Records excerpted from a collection
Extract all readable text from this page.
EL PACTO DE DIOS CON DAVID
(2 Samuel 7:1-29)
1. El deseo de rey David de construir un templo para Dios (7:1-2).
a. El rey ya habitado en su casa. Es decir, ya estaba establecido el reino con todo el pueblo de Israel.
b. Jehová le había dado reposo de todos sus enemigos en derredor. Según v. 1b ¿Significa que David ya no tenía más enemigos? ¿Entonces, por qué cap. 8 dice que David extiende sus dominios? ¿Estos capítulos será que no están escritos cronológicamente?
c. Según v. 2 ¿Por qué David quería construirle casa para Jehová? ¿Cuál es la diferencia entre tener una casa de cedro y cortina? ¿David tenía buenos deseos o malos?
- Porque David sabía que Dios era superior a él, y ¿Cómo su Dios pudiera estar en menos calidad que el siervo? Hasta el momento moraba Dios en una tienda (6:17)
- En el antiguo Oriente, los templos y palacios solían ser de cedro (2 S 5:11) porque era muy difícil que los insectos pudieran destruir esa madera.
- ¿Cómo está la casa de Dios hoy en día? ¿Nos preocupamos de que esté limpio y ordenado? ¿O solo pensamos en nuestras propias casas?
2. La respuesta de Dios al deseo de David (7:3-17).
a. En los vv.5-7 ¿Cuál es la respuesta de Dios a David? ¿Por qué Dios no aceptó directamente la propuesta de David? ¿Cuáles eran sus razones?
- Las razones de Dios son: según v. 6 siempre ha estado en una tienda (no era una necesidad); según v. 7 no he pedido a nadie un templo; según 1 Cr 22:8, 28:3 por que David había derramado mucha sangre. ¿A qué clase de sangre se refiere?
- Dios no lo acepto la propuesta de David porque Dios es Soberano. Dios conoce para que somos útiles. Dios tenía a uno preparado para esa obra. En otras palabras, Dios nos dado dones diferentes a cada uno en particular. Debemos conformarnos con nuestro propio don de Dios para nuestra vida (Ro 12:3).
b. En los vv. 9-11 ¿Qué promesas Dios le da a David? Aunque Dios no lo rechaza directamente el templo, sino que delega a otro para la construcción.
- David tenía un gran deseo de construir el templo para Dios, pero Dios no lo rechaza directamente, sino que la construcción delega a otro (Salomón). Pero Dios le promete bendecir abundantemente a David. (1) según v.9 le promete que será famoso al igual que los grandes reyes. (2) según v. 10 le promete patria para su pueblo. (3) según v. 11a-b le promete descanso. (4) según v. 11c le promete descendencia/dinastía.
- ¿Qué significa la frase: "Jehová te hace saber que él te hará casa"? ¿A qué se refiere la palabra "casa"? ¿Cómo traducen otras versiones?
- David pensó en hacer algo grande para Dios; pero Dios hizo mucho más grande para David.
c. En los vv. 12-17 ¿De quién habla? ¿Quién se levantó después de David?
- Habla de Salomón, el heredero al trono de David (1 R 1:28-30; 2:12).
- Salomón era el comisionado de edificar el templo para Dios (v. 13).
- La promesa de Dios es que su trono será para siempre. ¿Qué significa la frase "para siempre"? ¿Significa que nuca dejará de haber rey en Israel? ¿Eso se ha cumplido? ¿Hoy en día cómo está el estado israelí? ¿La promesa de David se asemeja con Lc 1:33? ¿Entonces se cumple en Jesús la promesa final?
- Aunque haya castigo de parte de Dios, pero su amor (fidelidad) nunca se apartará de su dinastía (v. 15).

§ **REQUIREMENTS**:
The required output is the number of lines containing the word "frase", and nothing besides.

§ **WORKED SOLUTION**:
2